◆ **What to work on**
In the listing, locate the line containing "Convert this chart", then quote it and all following lines exactly. Omit pictures.

(Part of a data file)
============================================================

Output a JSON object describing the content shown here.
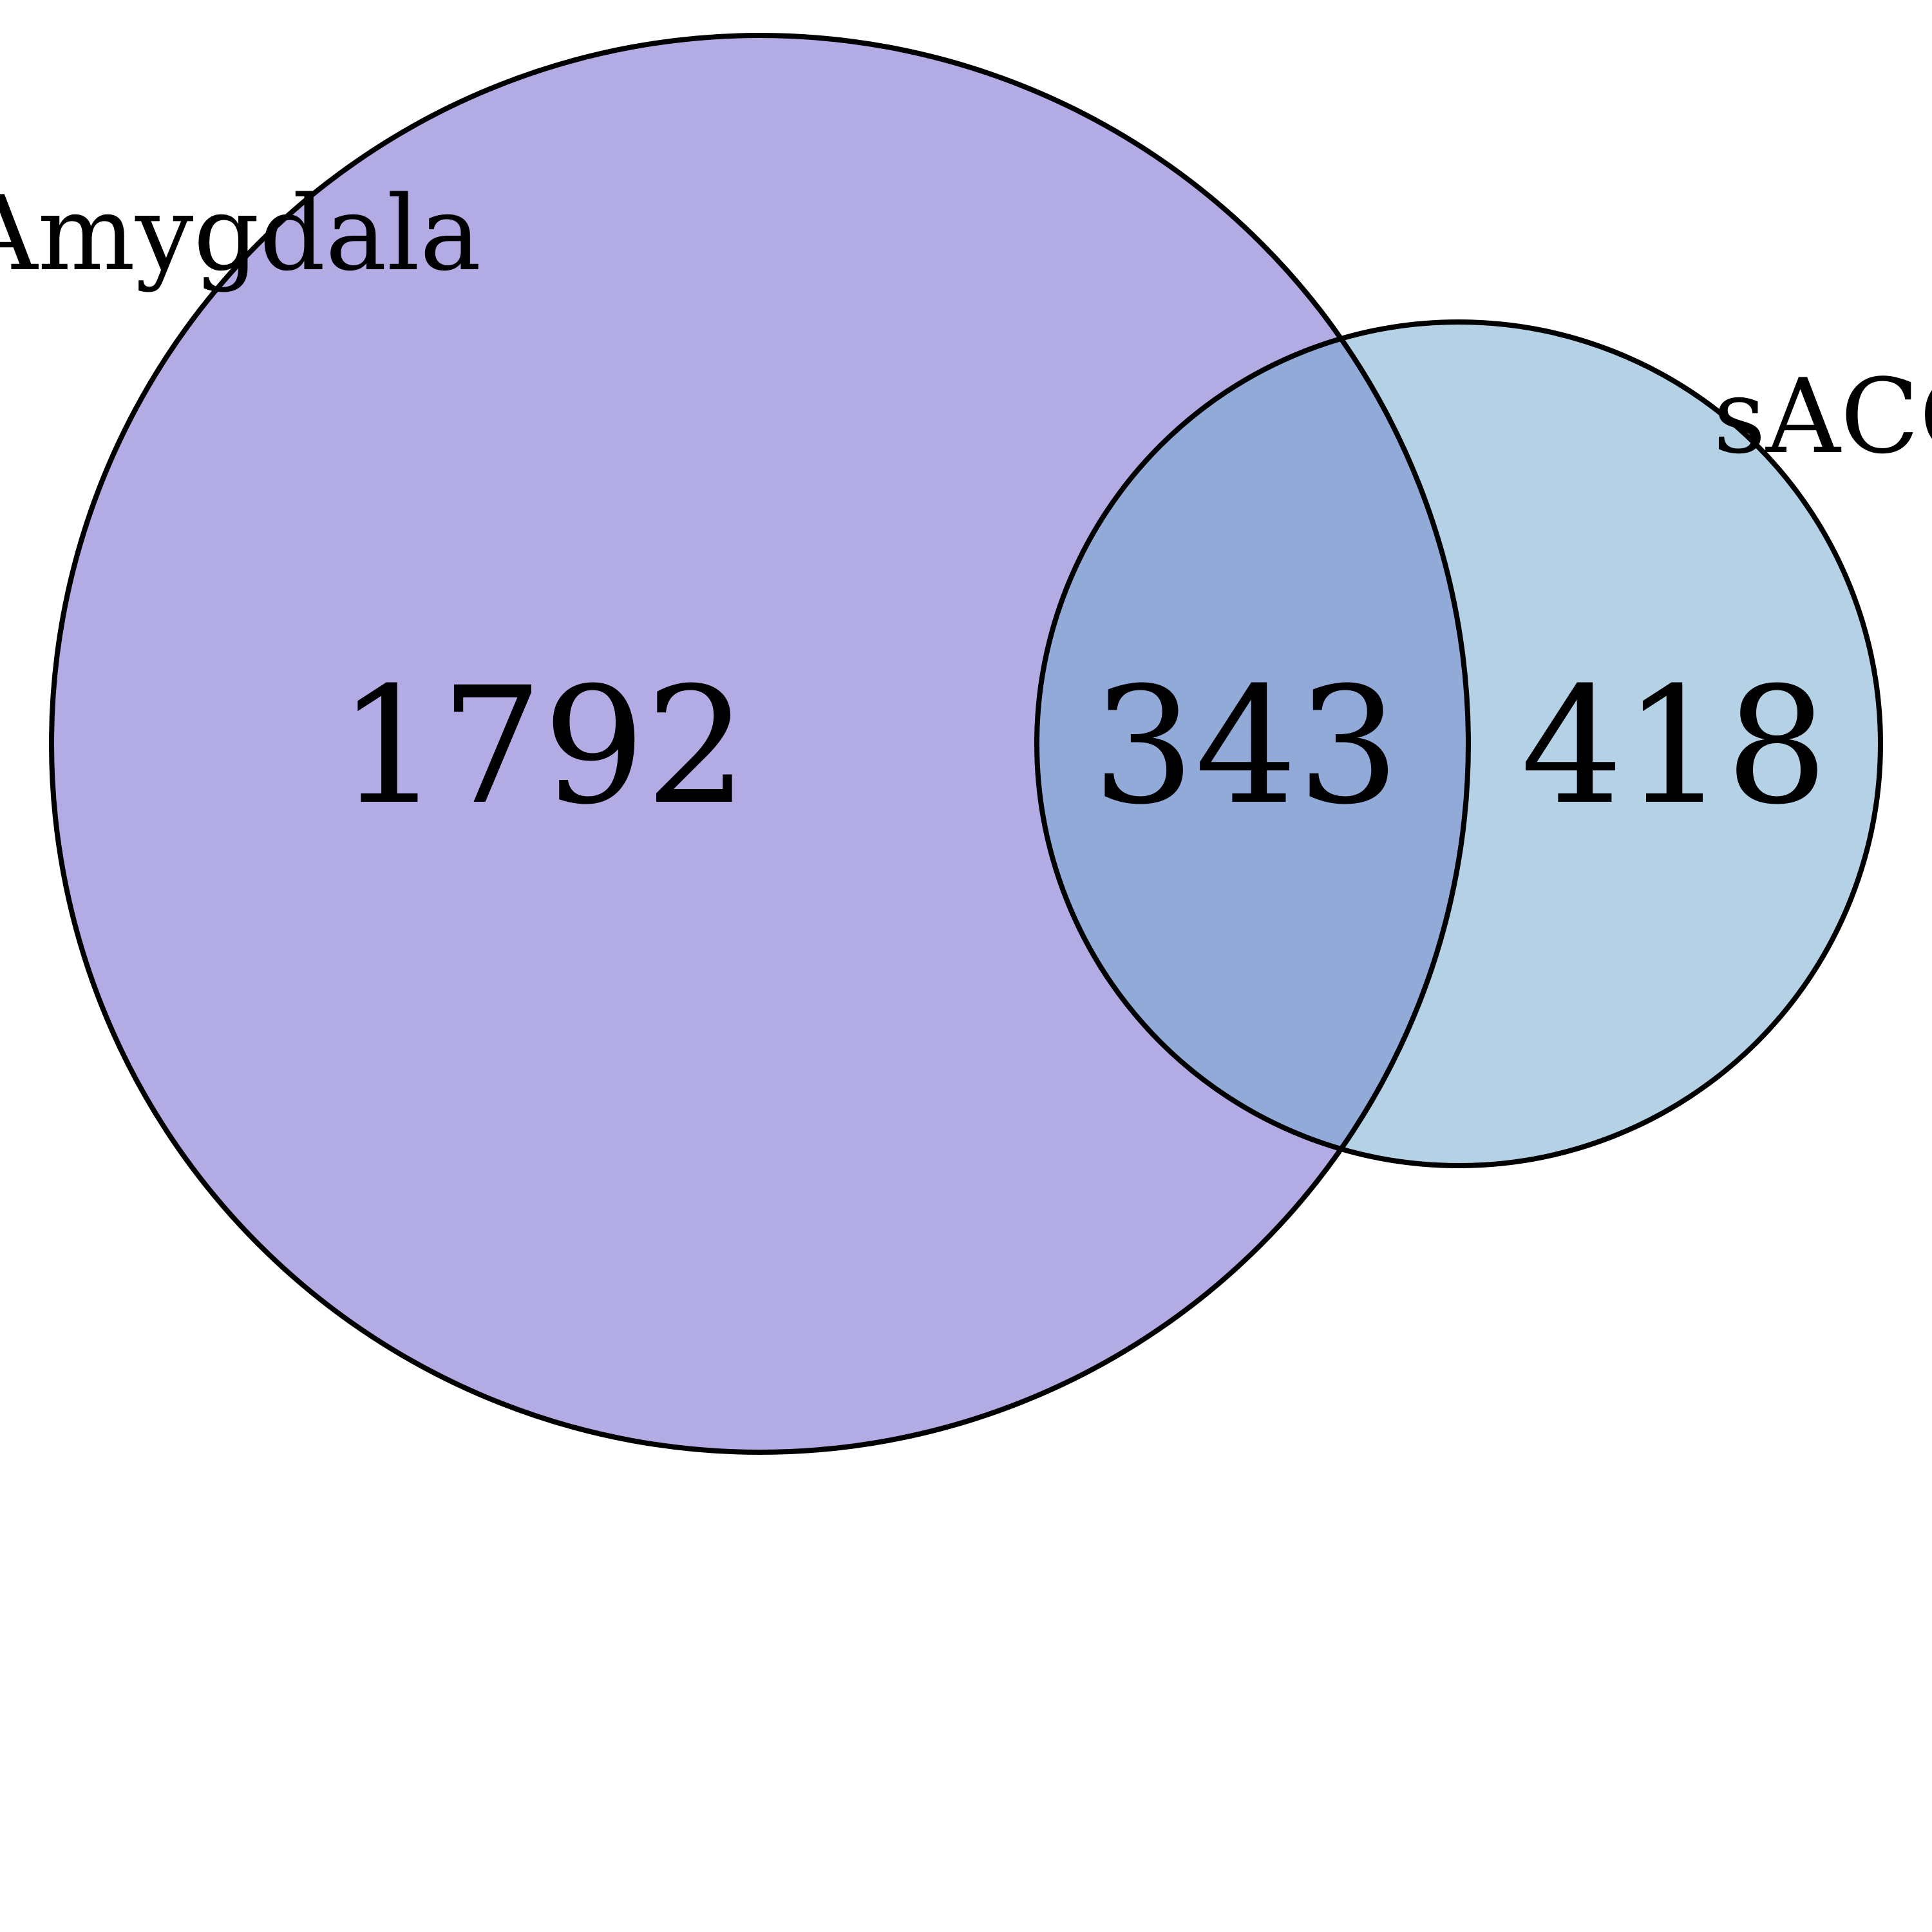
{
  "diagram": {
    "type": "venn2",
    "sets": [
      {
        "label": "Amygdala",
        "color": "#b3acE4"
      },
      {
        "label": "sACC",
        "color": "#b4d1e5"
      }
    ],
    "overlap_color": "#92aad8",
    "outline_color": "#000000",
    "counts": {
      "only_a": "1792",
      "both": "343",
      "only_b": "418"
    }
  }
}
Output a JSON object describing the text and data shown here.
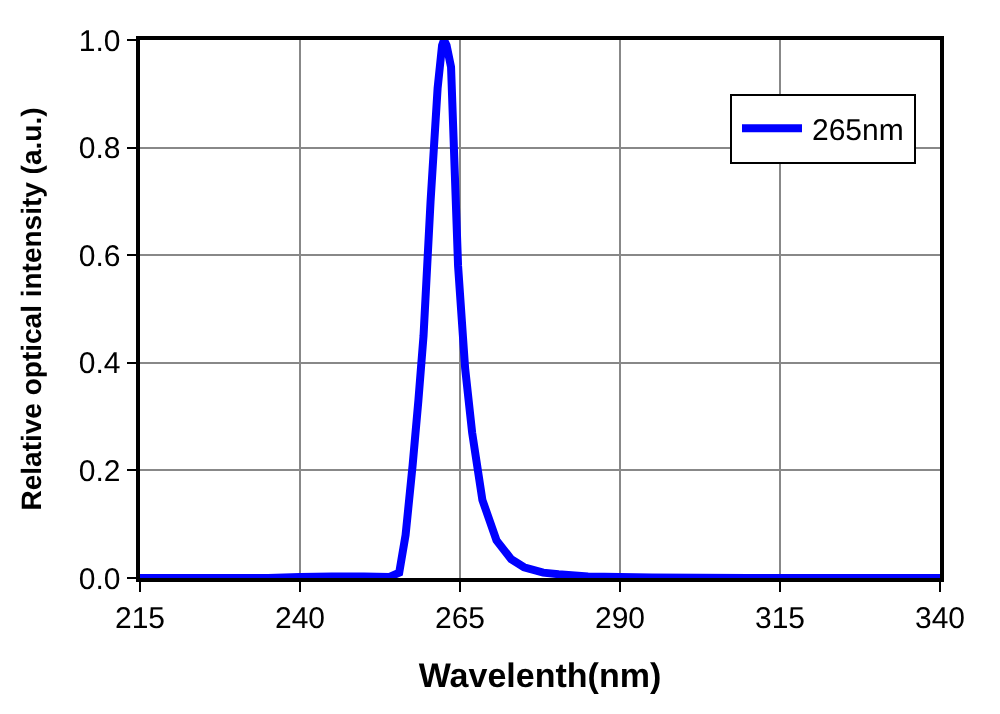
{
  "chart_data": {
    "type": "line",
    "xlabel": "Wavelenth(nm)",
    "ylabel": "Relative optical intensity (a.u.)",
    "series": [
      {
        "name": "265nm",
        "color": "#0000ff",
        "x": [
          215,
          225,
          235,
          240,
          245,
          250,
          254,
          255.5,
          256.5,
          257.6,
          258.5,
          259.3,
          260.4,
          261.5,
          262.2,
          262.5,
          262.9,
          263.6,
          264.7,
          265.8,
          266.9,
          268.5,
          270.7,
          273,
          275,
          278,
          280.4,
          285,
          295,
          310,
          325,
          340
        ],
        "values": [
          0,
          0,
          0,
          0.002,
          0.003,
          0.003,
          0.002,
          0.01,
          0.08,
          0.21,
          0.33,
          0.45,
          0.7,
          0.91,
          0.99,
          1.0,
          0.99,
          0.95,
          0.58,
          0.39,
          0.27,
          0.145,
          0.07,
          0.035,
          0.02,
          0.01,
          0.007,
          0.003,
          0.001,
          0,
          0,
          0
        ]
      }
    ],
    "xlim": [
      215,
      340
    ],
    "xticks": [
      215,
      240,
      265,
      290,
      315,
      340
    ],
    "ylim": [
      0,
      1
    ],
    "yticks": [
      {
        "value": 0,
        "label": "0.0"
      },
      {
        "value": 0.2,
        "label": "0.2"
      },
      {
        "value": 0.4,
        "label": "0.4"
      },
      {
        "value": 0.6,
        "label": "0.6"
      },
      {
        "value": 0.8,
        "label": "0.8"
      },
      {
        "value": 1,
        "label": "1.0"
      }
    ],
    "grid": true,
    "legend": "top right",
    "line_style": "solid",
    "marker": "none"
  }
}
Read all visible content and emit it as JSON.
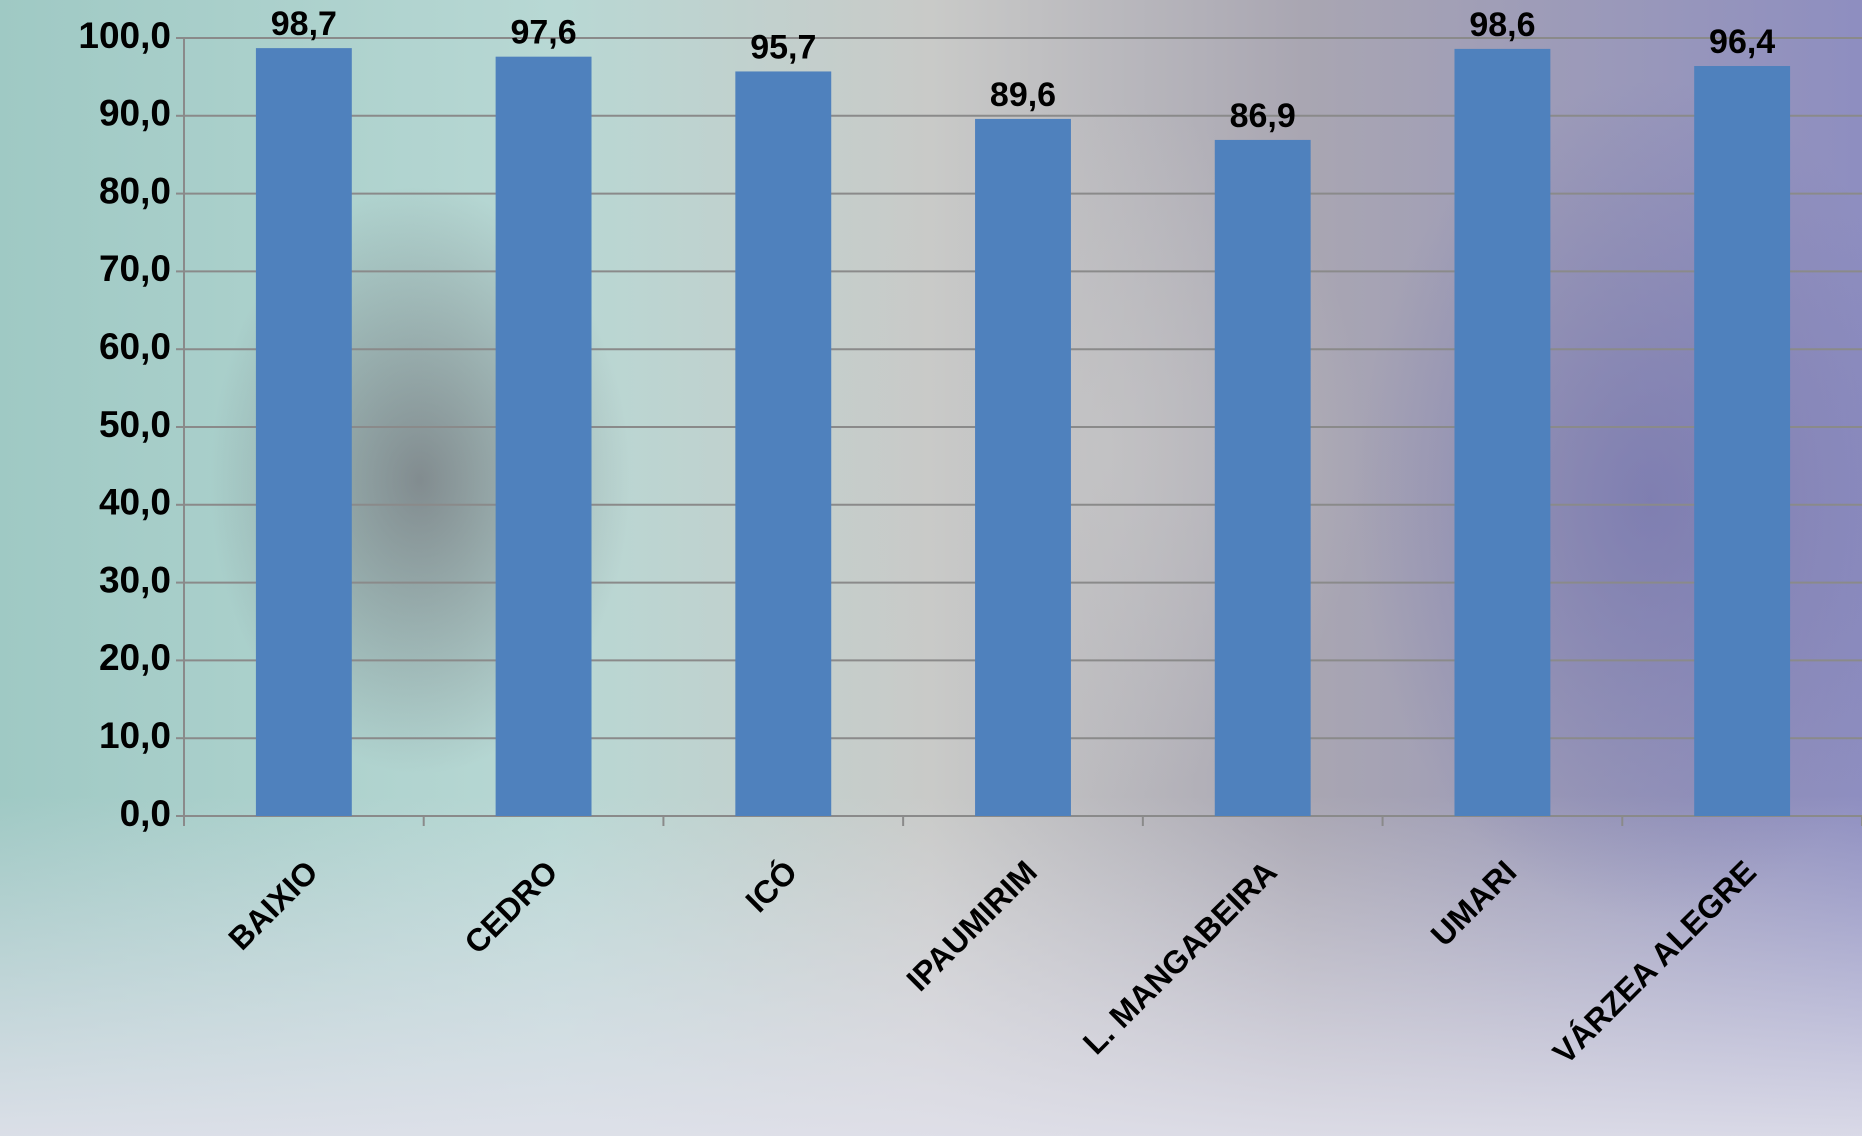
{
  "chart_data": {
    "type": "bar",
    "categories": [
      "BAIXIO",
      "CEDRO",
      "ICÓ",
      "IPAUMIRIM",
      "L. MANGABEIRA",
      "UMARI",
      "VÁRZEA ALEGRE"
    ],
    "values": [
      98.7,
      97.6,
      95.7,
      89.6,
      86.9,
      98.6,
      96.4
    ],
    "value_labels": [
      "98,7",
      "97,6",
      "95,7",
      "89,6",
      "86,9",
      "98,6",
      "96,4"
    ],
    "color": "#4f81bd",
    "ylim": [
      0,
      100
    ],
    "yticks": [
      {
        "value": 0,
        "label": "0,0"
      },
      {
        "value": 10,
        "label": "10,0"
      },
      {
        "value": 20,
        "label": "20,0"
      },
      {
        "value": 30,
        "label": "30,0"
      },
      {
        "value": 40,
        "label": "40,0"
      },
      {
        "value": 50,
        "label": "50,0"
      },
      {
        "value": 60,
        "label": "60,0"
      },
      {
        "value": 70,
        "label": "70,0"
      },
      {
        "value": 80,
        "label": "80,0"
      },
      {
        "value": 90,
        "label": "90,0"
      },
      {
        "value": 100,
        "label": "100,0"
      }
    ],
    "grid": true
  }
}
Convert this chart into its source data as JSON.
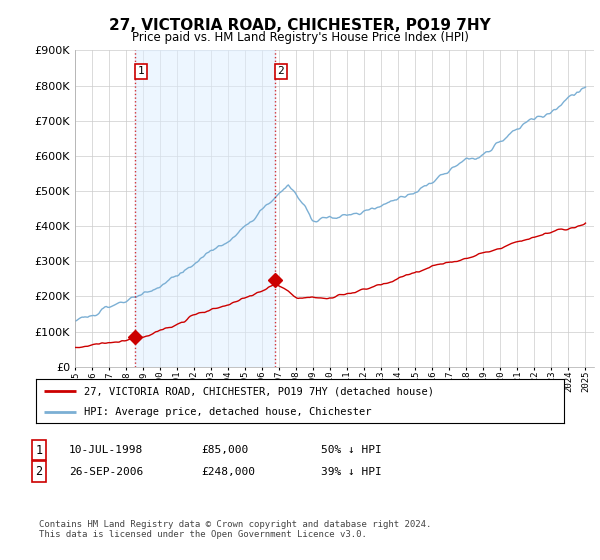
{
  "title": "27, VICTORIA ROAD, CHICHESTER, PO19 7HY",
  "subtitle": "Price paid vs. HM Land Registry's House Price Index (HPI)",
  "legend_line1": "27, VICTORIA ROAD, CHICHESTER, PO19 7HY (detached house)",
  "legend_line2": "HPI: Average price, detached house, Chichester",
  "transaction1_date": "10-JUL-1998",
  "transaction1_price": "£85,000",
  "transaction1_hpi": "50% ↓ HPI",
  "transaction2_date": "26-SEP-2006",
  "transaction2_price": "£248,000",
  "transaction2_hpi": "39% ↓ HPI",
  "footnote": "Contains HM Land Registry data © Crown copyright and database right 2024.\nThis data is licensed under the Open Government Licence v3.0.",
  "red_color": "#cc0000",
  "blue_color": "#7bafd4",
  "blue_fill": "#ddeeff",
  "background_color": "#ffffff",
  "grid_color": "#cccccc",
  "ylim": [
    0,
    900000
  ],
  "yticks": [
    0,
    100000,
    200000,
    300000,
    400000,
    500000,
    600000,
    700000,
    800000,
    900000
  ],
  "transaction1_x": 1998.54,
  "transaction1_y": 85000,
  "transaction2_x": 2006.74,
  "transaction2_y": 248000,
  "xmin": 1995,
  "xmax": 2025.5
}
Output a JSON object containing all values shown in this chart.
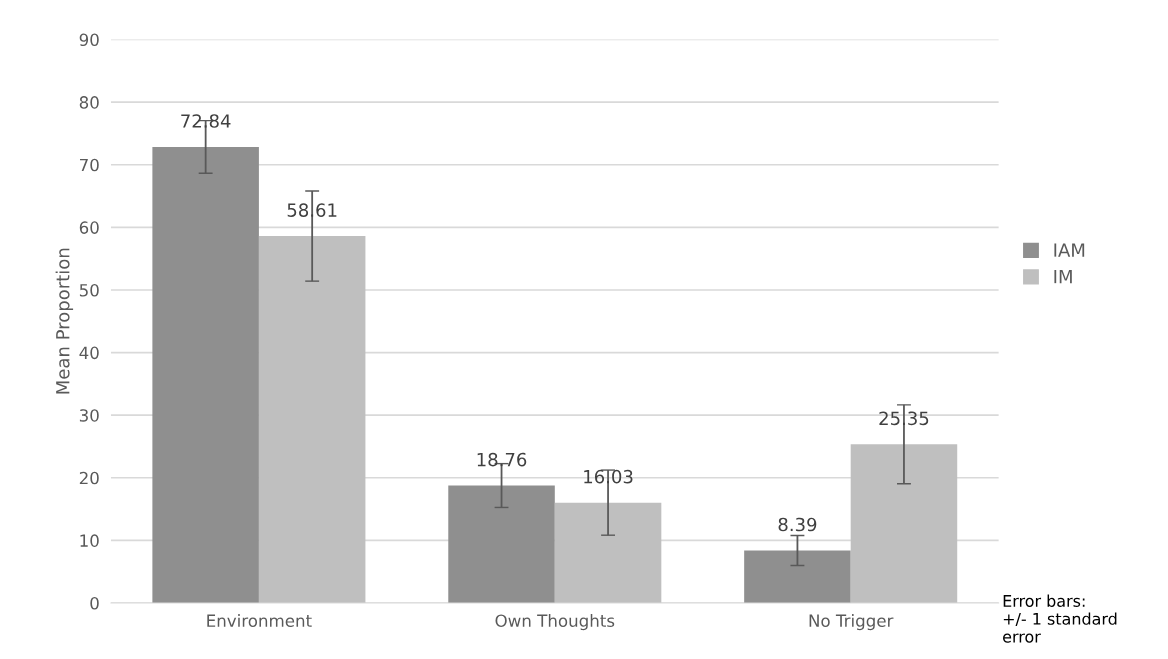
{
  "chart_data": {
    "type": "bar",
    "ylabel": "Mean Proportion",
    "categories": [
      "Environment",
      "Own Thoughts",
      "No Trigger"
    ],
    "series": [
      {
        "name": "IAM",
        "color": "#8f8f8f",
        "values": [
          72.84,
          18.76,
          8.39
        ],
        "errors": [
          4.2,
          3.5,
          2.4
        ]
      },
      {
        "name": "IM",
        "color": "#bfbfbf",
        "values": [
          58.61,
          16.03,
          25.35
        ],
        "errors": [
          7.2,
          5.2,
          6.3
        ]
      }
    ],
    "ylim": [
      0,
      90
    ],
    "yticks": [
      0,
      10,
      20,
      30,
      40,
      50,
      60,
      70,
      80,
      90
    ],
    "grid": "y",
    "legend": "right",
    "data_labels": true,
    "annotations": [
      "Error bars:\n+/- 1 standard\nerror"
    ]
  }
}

============================================================

◆ **Response below**
Convert this chart into its source data as JSON.
{
  "title": "27, VICTORIA ROAD, CHICHESTER, PO19 7HY",
  "subtitle": "Price paid vs. HM Land Registry's House Price Index (HPI)",
  "legend_line1": "27, VICTORIA ROAD, CHICHESTER, PO19 7HY (detached house)",
  "legend_line2": "HPI: Average price, detached house, Chichester",
  "transaction1_date": "10-JUL-1998",
  "transaction1_price": "£85,000",
  "transaction1_hpi": "50% ↓ HPI",
  "transaction2_date": "26-SEP-2006",
  "transaction2_price": "£248,000",
  "transaction2_hpi": "39% ↓ HPI",
  "footnote": "Contains HM Land Registry data © Crown copyright and database right 2024.\nThis data is licensed under the Open Government Licence v3.0.",
  "red_color": "#cc0000",
  "blue_color": "#7bafd4",
  "blue_fill": "#ddeeff",
  "background_color": "#ffffff",
  "grid_color": "#cccccc",
  "ylim": [
    0,
    900000
  ],
  "yticks": [
    0,
    100000,
    200000,
    300000,
    400000,
    500000,
    600000,
    700000,
    800000,
    900000
  ],
  "transaction1_x": 1998.54,
  "transaction1_y": 85000,
  "transaction2_x": 2006.74,
  "transaction2_y": 248000,
  "xmin": 1995,
  "xmax": 2025.5
}
Output a JSON object containing all values shown in this chart.
{
  "chart_data": {
    "type": "bar",
    "ylabel": "Mean Proportion",
    "categories": [
      "Environment",
      "Own Thoughts",
      "No Trigger"
    ],
    "series": [
      {
        "name": "IAM",
        "color": "#8f8f8f",
        "values": [
          72.84,
          18.76,
          8.39
        ],
        "errors": [
          4.2,
          3.5,
          2.4
        ]
      },
      {
        "name": "IM",
        "color": "#bfbfbf",
        "values": [
          58.61,
          16.03,
          25.35
        ],
        "errors": [
          7.2,
          5.2,
          6.3
        ]
      }
    ],
    "ylim": [
      0,
      90
    ],
    "yticks": [
      0,
      10,
      20,
      30,
      40,
      50,
      60,
      70,
      80,
      90
    ],
    "grid": "y",
    "legend": "right",
    "data_labels": true,
    "annotations": [
      "Error bars:\n+/- 1 standard\nerror"
    ]
  }
}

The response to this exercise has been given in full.